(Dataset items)
━━━━━━━━━━

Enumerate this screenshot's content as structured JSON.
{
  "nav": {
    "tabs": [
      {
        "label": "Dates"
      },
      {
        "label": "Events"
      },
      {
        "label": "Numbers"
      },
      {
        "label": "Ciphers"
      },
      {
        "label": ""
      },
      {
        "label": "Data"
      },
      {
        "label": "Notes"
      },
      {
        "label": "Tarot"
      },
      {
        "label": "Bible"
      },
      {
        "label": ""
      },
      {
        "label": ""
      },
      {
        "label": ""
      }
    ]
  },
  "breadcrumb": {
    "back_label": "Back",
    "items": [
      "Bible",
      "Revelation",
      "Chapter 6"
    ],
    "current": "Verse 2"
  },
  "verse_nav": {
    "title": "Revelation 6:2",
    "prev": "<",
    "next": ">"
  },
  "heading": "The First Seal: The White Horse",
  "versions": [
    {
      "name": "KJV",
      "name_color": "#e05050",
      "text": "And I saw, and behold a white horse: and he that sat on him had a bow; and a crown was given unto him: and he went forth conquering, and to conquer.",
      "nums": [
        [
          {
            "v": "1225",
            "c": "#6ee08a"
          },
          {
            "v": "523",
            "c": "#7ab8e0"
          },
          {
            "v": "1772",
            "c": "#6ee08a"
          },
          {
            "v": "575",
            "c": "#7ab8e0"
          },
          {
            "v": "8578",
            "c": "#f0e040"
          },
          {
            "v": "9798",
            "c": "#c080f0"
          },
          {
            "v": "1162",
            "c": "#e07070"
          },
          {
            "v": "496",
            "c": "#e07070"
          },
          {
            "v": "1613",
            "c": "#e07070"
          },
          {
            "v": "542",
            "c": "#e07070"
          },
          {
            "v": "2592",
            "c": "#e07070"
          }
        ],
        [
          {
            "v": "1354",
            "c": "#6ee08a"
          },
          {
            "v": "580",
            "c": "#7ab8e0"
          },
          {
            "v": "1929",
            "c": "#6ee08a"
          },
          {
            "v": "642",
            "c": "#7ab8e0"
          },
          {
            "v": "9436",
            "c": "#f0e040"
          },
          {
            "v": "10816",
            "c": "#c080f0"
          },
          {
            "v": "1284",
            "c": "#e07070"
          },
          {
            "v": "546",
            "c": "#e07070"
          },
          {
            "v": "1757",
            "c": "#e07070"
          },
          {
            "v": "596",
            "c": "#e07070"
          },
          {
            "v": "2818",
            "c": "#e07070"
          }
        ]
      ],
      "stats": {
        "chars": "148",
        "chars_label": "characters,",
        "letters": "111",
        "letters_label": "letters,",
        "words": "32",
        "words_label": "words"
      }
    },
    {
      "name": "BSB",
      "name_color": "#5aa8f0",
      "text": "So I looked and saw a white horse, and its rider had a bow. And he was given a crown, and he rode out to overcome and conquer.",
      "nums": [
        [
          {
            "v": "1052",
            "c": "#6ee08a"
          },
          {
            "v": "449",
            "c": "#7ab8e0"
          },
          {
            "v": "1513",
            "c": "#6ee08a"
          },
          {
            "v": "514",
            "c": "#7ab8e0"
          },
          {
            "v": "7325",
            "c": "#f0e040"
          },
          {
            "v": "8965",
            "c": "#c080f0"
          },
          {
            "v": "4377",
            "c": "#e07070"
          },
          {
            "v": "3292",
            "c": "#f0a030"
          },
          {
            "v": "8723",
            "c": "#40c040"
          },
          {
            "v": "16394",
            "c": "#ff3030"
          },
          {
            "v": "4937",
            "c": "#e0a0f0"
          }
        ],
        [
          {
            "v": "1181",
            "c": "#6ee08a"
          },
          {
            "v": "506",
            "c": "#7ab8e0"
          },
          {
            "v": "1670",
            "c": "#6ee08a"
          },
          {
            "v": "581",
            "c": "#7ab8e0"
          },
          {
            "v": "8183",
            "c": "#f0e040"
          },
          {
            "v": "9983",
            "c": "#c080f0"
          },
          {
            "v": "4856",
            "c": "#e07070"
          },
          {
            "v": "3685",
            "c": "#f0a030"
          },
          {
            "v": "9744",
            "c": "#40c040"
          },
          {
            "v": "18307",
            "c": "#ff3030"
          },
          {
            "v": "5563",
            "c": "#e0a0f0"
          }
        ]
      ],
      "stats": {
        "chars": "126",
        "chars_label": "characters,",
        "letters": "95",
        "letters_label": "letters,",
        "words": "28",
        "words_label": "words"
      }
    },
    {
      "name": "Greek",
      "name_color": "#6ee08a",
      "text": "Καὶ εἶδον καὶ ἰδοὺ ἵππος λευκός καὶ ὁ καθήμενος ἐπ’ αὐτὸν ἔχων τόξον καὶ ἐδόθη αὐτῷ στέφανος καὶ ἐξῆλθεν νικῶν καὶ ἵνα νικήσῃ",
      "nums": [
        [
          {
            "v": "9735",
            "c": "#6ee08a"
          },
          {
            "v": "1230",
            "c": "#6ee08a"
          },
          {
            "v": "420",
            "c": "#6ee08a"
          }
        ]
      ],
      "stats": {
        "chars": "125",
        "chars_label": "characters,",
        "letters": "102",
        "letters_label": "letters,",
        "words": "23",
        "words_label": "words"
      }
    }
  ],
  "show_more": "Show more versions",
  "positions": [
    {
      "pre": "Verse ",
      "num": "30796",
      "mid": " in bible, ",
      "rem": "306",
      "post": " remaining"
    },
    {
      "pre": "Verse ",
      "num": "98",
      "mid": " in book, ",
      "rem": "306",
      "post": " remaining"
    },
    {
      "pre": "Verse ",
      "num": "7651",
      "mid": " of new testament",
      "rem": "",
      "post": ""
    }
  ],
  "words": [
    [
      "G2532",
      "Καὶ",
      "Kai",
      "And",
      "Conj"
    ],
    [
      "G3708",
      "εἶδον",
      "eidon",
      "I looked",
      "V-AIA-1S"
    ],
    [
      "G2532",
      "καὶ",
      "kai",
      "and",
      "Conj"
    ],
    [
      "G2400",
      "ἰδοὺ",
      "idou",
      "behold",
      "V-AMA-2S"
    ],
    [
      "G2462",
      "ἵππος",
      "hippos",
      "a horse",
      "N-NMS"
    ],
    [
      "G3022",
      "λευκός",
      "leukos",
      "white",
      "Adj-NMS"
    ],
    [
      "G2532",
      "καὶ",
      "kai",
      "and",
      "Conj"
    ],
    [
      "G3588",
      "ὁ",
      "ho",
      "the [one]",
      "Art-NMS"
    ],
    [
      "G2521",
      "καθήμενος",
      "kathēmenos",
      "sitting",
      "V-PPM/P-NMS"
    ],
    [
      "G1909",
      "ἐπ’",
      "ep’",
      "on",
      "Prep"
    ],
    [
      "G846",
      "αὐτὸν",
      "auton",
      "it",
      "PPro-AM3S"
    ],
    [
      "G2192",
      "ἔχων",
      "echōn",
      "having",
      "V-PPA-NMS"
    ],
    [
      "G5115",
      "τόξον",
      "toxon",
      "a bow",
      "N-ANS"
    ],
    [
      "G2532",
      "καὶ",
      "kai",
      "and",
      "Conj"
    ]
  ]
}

━━━━━━━━━━

Reproduce the complete set of lines precisely as supplied.

Enumerate this screenshot's content as structured JSON.
{
  "nav": {
    "tabs": [
      {
        "label": "Dates"
      },
      {
        "label": "Events"
      },
      {
        "label": "Numbers"
      },
      {
        "label": "Ciphers"
      },
      {
        "label": ""
      },
      {
        "label": "Data"
      },
      {
        "label": "Notes"
      },
      {
        "label": "Tarot"
      },
      {
        "label": "Bible"
      },
      {
        "label": ""
      },
      {
        "label": ""
      },
      {
        "label": ""
      }
    ]
  },
  "breadcrumb": {
    "back_label": "Back",
    "items": [
      "Bible",
      "Revelation",
      "Chapter 6"
    ],
    "current": "Verse 2"
  },
  "verse_nav": {
    "title": "Revelation 6:2",
    "prev": "<",
    "next": ">"
  },
  "heading": "The First Seal: The White Horse",
  "versions": [
    {
      "name": "KJV",
      "name_color": "#e05050",
      "text": "And I saw, and behold a white horse: and he that sat on him had a bow; and a crown was given unto him: and he went forth conquering, and to conquer.",
      "nums": [
        [
          {
            "v": "1225",
            "c": "#6ee08a"
          },
          {
            "v": "523",
            "c": "#7ab8e0"
          },
          {
            "v": "1772",
            "c": "#6ee08a"
          },
          {
            "v": "575",
            "c": "#7ab8e0"
          },
          {
            "v": "8578",
            "c": "#f0e040"
          },
          {
            "v": "9798",
            "c": "#c080f0"
          },
          {
            "v": "1162",
            "c": "#e07070"
          },
          {
            "v": "496",
            "c": "#e07070"
          },
          {
            "v": "1613",
            "c": "#e07070"
          },
          {
            "v": "542",
            "c": "#e07070"
          },
          {
            "v": "2592",
            "c": "#e07070"
          }
        ],
        [
          {
            "v": "1354",
            "c": "#6ee08a"
          },
          {
            "v": "580",
            "c": "#7ab8e0"
          },
          {
            "v": "1929",
            "c": "#6ee08a"
          },
          {
            "v": "642",
            "c": "#7ab8e0"
          },
          {
            "v": "9436",
            "c": "#f0e040"
          },
          {
            "v": "10816",
            "c": "#c080f0"
          },
          {
            "v": "1284",
            "c": "#e07070"
          },
          {
            "v": "546",
            "c": "#e07070"
          },
          {
            "v": "1757",
            "c": "#e07070"
          },
          {
            "v": "596",
            "c": "#e07070"
          },
          {
            "v": "2818",
            "c": "#e07070"
          }
        ]
      ],
      "stats": {
        "chars": "148",
        "chars_label": "characters,",
        "letters": "111",
        "letters_label": "letters,",
        "words": "32",
        "words_label": "words"
      }
    },
    {
      "name": "BSB",
      "name_color": "#5aa8f0",
      "text": "So I looked and saw a white horse, and its rider had a bow. And he was given a crown, and he rode out to overcome and conquer.",
      "nums": [
        [
          {
            "v": "1052",
            "c": "#6ee08a"
          },
          {
            "v": "449",
            "c": "#7ab8e0"
          },
          {
            "v": "1513",
            "c": "#6ee08a"
          },
          {
            "v": "514",
            "c": "#7ab8e0"
          },
          {
            "v": "7325",
            "c": "#f0e040"
          },
          {
            "v": "8965",
            "c": "#c080f0"
          },
          {
            "v": "4377",
            "c": "#e07070"
          },
          {
            "v": "3292",
            "c": "#f0a030"
          },
          {
            "v": "8723",
            "c": "#40c040"
          },
          {
            "v": "16394",
            "c": "#ff3030"
          },
          {
            "v": "4937",
            "c": "#e0a0f0"
          }
        ],
        [
          {
            "v": "1181",
            "c": "#6ee08a"
          },
          {
            "v": "506",
            "c": "#7ab8e0"
          },
          {
            "v": "1670",
            "c": "#6ee08a"
          },
          {
            "v": "581",
            "c": "#7ab8e0"
          },
          {
            "v": "8183",
            "c": "#f0e040"
          },
          {
            "v": "9983",
            "c": "#c080f0"
          },
          {
            "v": "4856",
            "c": "#e07070"
          },
          {
            "v": "3685",
            "c": "#f0a030"
          },
          {
            "v": "9744",
            "c": "#40c040"
          },
          {
            "v": "18307",
            "c": "#ff3030"
          },
          {
            "v": "5563",
            "c": "#e0a0f0"
          }
        ]
      ],
      "stats": {
        "chars": "126",
        "chars_label": "characters,",
        "letters": "95",
        "letters_label": "letters,",
        "words": "28",
        "words_label": "words"
      }
    },
    {
      "name": "Greek",
      "name_color": "#6ee08a",
      "text": "Καὶ εἶδον καὶ ἰδοὺ ἵππος λευκός καὶ ὁ καθήμενος ἐπ’ αὐτὸν ἔχων τόξον καὶ ἐδόθη αὐτῷ στέφανος καὶ ἐξῆλθεν νικῶν καὶ ἵνα νικήσῃ",
      "nums": [
        [
          {
            "v": "9735",
            "c": "#6ee08a"
          },
          {
            "v": "1230",
            "c": "#6ee08a"
          },
          {
            "v": "420",
            "c": "#6ee08a"
          }
        ]
      ],
      "stats": {
        "chars": "125",
        "chars_label": "characters,",
        "letters": "102",
        "letters_label": "letters,",
        "words": "23",
        "words_label": "words"
      }
    }
  ],
  "show_more": "Show more versions",
  "positions": [
    {
      "pre": "Verse ",
      "num": "30796",
      "mid": " in bible, ",
      "rem": "306",
      "post": " remaining"
    },
    {
      "pre": "Verse ",
      "num": "98",
      "mid": " in book, ",
      "rem": "306",
      "post": " remaining"
    },
    {
      "pre": "Verse ",
      "num": "7651",
      "mid": " of new testament",
      "rem": "",
      "post": ""
    }
  ],
  "words": [
    [
      "G2532",
      "Καὶ",
      "Kai",
      "And",
      "Conj"
    ],
    [
      "G3708",
      "εἶδον",
      "eidon",
      "I looked",
      "V-AIA-1S"
    ],
    [
      "G2532",
      "καὶ",
      "kai",
      "and",
      "Conj"
    ],
    [
      "G2400",
      "ἰδοὺ",
      "idou",
      "behold",
      "V-AMA-2S"
    ],
    [
      "G2462",
      "ἵππος",
      "hippos",
      "a horse",
      "N-NMS"
    ],
    [
      "G3022",
      "λευκός",
      "leukos",
      "white",
      "Adj-NMS"
    ],
    [
      "G2532",
      "καὶ",
      "kai",
      "and",
      "Conj"
    ],
    [
      "G3588",
      "ὁ",
      "ho",
      "the [one]",
      "Art-NMS"
    ],
    [
      "G2521",
      "καθήμενος",
      "kathēmenos",
      "sitting",
      "V-PPM/P-NMS"
    ],
    [
      "G1909",
      "ἐπ’",
      "ep’",
      "on",
      "Prep"
    ],
    [
      "G846",
      "αὐτὸν",
      "auton",
      "it",
      "PPro-AM3S"
    ],
    [
      "G2192",
      "ἔχων",
      "echōn",
      "having",
      "V-PPA-NMS"
    ],
    [
      "G5115",
      "τόξον",
      "toxon",
      "a bow",
      "N-ANS"
    ],
    [
      "G2532",
      "καὶ",
      "kai",
      "and",
      "Conj"
    ]
  ]
}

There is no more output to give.